» Saved entries

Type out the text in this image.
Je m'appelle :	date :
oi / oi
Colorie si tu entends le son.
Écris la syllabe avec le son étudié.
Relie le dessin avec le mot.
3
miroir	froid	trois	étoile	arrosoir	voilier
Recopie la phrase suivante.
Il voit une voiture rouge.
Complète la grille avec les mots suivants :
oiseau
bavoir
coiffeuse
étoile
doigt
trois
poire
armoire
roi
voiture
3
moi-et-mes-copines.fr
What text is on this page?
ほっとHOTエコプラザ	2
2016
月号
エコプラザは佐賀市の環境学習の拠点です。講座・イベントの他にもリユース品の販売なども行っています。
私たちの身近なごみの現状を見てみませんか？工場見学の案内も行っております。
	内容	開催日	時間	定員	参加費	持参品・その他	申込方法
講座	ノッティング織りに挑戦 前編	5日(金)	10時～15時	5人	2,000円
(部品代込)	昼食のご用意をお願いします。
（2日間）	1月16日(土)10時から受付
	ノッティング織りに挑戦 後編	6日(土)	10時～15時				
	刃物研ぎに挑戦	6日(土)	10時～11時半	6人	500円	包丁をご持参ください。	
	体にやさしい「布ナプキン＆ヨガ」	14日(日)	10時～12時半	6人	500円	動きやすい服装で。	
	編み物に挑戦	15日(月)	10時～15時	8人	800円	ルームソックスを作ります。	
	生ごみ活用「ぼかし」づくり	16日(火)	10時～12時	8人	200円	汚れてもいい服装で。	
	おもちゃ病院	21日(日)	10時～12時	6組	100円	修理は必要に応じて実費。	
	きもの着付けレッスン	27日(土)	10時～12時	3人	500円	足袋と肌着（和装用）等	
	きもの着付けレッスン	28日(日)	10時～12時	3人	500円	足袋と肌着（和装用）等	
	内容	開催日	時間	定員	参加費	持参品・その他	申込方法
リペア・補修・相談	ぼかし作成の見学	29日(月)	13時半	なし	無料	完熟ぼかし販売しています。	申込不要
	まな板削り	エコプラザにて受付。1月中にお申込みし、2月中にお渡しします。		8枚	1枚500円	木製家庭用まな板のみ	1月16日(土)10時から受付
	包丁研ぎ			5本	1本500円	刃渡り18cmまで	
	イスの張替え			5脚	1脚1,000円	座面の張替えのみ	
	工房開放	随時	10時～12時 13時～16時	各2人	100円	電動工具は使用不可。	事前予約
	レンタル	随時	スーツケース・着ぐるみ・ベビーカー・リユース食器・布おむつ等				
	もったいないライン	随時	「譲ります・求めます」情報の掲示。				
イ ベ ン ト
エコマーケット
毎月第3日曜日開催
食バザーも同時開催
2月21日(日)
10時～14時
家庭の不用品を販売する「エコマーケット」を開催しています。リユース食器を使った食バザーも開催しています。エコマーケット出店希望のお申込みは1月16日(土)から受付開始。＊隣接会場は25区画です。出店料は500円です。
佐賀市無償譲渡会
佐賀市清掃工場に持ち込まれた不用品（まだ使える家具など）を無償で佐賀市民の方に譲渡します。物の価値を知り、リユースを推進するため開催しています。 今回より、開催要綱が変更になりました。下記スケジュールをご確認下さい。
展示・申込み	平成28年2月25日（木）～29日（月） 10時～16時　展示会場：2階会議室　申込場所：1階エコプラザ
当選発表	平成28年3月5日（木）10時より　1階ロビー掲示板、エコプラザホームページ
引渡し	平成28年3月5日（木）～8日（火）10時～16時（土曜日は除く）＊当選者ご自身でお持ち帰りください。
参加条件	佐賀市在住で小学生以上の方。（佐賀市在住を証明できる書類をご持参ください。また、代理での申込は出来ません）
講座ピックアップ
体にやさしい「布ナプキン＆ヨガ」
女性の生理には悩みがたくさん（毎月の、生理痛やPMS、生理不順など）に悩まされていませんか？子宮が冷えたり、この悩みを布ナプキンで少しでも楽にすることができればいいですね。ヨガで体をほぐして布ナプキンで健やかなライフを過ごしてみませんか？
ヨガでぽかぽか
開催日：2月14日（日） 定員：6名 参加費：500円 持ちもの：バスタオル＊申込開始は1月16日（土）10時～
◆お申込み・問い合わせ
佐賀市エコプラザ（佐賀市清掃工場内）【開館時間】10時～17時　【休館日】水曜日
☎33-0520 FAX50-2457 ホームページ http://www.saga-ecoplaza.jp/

» Direction
Report only the number of lines in the listing that contain the word "this".

» Exercise answer
2